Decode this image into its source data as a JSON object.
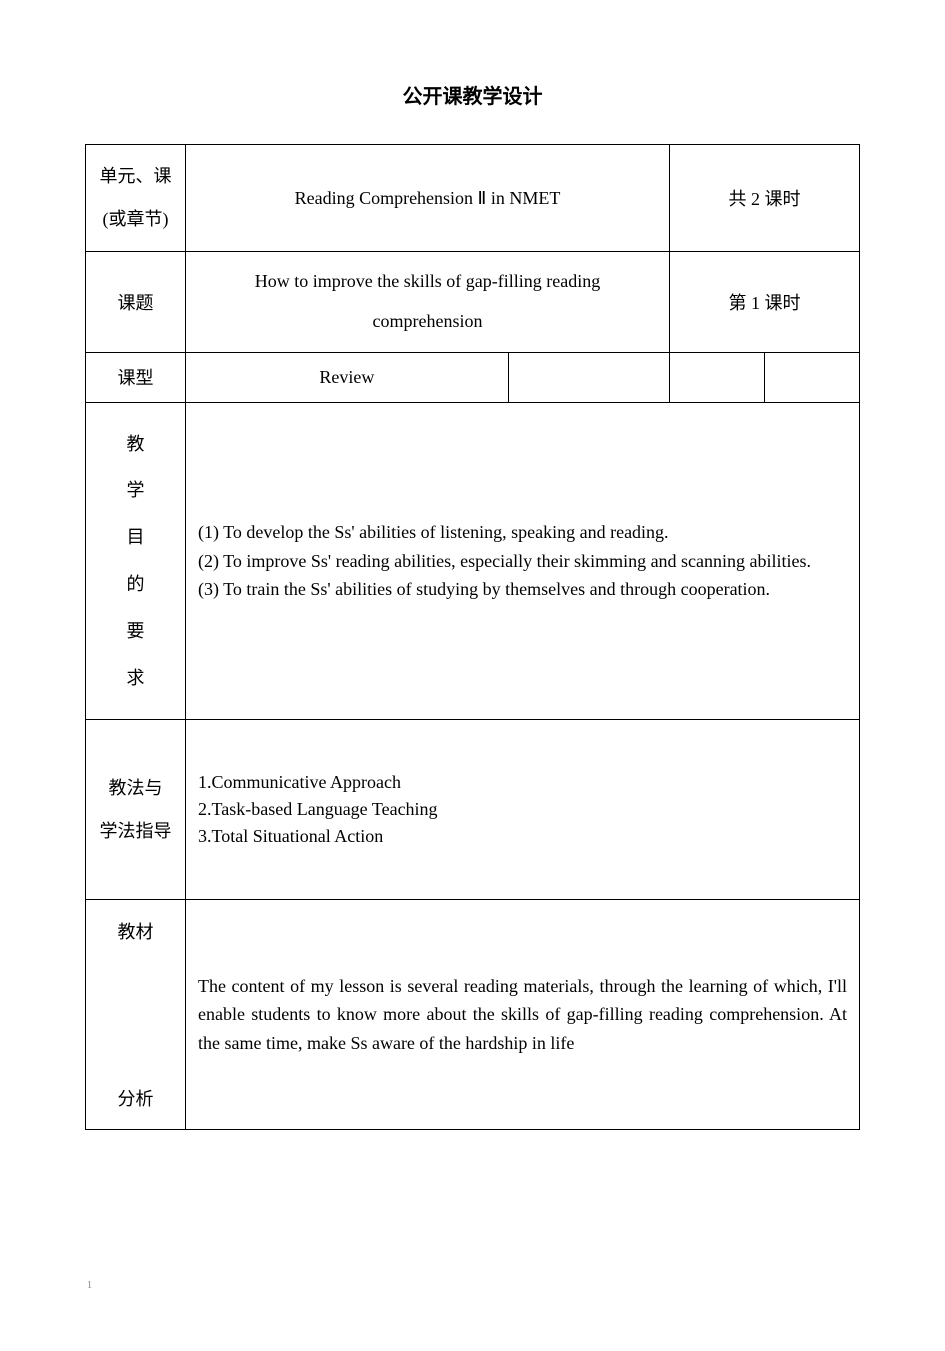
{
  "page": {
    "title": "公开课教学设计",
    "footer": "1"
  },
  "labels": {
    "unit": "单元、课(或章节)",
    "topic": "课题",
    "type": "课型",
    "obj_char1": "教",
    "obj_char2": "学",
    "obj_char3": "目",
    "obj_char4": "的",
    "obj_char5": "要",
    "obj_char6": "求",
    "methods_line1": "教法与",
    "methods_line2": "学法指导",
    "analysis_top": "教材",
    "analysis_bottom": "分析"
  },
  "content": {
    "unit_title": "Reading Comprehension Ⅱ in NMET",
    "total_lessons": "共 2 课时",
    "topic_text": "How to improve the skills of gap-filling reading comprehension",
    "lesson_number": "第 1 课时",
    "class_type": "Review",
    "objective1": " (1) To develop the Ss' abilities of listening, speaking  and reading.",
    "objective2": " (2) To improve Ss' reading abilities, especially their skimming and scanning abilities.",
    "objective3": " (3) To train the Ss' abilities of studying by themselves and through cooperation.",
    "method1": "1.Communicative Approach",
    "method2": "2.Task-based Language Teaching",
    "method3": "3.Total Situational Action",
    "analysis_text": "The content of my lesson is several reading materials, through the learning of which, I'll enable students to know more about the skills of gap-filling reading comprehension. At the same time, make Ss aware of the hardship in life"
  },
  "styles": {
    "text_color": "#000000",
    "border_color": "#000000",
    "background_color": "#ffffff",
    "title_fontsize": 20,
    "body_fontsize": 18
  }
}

——————

#### [Stated exercise]
Note each line of the entries that has "content" in it, and copy those lines.

#### [Final result]
  "content": {
    "analysis_text": "The content of my lesson is several reading materials, through the learning of which, I'll enable students to know more about the skills of gap-filling reading comprehension. At the same time, make Ss aware of the hardship in life"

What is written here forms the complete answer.